Provided records

[Start of Attachment]

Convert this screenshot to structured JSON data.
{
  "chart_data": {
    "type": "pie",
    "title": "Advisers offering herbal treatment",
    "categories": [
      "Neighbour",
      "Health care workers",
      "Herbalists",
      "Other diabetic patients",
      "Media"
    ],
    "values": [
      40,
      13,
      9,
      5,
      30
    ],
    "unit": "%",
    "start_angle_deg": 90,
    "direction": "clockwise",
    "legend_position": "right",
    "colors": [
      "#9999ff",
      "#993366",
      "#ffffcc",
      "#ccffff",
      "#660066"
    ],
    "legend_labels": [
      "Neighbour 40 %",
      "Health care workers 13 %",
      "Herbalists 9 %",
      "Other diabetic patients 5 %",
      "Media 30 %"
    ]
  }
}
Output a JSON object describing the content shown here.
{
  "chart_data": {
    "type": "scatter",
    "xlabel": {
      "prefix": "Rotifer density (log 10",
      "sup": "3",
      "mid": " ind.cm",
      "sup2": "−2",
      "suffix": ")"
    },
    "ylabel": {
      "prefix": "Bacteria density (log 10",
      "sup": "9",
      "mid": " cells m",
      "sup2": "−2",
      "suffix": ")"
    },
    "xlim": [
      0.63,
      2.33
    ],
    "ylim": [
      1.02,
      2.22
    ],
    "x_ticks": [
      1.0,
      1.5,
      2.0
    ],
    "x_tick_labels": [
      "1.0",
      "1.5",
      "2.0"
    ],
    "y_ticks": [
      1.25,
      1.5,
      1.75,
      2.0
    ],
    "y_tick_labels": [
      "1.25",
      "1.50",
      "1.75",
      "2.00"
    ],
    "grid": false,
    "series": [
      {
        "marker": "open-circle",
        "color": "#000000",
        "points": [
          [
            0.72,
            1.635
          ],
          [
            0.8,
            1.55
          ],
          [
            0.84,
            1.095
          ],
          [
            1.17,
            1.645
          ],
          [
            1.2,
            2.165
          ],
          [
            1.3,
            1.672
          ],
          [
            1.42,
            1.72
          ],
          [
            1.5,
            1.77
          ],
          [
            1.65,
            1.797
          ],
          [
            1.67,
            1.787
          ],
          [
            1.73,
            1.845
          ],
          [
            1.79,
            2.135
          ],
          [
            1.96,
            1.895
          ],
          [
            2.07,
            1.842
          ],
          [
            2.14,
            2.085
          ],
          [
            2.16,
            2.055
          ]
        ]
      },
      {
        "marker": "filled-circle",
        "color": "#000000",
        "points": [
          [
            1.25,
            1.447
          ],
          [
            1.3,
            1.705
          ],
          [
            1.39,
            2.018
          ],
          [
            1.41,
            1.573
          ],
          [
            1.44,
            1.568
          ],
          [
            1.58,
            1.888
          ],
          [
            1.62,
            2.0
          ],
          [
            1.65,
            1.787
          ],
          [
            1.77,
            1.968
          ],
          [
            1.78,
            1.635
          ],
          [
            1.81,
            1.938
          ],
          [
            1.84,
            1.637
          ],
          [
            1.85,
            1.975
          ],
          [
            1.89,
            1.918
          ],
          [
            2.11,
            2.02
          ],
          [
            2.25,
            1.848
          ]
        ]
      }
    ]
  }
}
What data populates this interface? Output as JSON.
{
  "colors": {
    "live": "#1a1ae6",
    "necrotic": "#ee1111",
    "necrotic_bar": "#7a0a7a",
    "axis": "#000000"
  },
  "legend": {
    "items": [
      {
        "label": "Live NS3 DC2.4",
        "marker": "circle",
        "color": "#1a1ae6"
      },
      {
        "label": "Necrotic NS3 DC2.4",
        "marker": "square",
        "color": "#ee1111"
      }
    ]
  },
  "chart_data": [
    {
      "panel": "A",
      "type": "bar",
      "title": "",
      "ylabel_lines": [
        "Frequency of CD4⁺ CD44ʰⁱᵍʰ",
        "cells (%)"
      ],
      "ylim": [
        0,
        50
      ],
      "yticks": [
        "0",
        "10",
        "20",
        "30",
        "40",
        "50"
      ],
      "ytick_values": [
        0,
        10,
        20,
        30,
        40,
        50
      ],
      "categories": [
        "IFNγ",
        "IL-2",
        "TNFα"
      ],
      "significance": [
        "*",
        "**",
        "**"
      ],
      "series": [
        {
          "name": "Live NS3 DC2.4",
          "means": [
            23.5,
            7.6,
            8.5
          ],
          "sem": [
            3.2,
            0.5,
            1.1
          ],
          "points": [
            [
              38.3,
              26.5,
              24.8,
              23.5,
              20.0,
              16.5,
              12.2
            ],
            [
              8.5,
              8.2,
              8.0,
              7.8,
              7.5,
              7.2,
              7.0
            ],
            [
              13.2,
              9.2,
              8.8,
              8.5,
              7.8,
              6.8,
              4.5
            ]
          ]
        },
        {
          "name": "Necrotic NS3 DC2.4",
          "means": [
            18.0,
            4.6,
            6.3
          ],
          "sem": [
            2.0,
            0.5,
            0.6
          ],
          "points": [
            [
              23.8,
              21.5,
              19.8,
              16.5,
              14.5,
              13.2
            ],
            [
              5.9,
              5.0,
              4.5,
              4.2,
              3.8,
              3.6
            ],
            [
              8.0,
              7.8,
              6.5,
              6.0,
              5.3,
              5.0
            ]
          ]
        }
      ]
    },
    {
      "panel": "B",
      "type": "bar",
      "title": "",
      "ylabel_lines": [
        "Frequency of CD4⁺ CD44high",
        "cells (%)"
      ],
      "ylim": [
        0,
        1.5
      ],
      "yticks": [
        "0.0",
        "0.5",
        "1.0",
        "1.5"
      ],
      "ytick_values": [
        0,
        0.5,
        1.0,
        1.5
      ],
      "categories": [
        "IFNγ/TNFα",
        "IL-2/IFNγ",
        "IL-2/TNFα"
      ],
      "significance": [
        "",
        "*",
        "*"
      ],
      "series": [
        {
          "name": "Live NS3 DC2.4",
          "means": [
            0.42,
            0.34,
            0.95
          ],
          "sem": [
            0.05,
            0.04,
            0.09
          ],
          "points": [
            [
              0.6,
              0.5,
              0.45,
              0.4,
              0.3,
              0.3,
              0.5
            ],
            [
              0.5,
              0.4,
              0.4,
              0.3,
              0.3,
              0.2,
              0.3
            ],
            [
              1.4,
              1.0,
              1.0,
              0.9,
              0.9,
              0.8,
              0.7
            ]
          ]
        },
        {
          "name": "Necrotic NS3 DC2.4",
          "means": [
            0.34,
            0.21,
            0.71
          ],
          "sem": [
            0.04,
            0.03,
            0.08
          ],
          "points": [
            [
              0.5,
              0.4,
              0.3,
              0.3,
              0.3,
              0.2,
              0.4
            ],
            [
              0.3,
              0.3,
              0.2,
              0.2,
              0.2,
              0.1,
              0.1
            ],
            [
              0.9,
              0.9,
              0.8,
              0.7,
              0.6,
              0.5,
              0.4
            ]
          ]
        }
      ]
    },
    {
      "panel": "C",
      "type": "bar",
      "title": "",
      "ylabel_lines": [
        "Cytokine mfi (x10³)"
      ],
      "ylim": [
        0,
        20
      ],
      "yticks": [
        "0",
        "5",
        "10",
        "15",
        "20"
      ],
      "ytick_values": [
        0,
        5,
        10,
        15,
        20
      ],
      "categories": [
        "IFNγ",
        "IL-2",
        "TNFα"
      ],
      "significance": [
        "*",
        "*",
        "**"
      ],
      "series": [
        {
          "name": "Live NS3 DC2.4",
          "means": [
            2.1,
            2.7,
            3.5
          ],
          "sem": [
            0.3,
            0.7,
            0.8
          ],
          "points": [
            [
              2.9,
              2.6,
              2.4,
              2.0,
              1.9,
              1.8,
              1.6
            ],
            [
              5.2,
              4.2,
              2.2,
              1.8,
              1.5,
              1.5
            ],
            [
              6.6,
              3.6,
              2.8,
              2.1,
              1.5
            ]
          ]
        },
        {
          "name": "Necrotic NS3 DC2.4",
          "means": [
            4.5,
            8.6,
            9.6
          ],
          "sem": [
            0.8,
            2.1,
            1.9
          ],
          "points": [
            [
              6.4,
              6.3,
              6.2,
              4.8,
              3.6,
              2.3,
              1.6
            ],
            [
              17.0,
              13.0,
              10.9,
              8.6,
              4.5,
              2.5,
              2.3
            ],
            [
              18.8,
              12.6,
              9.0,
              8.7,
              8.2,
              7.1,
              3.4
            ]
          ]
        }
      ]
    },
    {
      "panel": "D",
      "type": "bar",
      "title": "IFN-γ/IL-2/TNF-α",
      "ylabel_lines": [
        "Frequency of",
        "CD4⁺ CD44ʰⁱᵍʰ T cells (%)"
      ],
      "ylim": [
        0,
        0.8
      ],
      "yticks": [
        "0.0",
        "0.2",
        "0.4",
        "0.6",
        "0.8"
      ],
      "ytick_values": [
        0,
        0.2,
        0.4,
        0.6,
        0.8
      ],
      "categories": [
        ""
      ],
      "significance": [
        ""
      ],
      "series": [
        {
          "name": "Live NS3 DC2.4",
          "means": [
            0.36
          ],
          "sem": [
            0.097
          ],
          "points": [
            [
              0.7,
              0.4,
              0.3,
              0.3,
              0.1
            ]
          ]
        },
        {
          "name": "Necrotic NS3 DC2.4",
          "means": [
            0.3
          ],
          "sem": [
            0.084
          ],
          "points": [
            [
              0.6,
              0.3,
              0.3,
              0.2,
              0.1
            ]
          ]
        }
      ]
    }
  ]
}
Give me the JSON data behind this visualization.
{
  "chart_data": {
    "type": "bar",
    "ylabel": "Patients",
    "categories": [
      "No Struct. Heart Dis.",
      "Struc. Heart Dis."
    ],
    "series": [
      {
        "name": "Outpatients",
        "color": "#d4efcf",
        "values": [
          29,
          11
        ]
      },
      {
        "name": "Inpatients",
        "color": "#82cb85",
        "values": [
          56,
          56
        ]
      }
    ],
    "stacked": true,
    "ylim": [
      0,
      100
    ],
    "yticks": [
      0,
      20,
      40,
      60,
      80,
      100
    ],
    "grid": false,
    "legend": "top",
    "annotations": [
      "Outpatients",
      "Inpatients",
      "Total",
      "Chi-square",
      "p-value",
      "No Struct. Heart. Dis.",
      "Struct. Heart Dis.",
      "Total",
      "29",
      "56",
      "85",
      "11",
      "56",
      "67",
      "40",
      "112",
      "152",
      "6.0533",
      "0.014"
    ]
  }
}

[End of Attachment]

Prompt
Throughout the data above, count the lines where the word "marker" occurs, and report that figure alone.

Worked solution
4